WHAT TO WORK ON
Check each line of the records below and collect those holding "text".

..........

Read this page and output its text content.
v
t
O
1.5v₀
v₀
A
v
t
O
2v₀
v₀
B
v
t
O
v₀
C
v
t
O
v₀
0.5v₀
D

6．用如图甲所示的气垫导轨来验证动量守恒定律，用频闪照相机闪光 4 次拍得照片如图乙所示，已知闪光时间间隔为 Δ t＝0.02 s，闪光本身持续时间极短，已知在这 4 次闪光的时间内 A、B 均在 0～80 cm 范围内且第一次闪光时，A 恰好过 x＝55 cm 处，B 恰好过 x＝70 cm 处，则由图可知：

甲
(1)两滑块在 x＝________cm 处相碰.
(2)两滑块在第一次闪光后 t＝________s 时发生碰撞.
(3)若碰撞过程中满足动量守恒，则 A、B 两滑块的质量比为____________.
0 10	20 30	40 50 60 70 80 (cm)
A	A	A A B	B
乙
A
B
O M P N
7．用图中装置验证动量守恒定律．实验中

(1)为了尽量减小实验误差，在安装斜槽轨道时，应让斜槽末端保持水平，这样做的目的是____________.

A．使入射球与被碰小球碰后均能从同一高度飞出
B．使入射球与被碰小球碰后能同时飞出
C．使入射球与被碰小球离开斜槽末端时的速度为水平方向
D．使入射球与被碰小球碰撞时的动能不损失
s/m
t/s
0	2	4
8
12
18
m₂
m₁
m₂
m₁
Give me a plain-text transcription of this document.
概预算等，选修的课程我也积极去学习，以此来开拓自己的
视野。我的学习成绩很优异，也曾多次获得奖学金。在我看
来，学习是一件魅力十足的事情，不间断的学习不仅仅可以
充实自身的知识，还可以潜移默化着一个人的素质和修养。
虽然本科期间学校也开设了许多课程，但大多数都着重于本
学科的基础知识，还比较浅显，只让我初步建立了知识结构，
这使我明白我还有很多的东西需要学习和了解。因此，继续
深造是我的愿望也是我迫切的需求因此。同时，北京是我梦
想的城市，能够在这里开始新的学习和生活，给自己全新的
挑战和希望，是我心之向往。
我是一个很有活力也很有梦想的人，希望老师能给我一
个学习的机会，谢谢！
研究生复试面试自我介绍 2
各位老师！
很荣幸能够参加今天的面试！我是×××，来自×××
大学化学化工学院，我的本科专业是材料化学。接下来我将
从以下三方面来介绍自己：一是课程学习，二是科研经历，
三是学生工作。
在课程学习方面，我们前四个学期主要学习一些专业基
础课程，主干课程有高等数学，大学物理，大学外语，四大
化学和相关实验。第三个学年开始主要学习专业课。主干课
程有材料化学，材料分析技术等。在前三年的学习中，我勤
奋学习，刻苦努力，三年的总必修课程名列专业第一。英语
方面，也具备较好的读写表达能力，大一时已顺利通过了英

..........

ANSWER BELOW
Read this page and output its text content.
Give me a plain-text transcription of this document.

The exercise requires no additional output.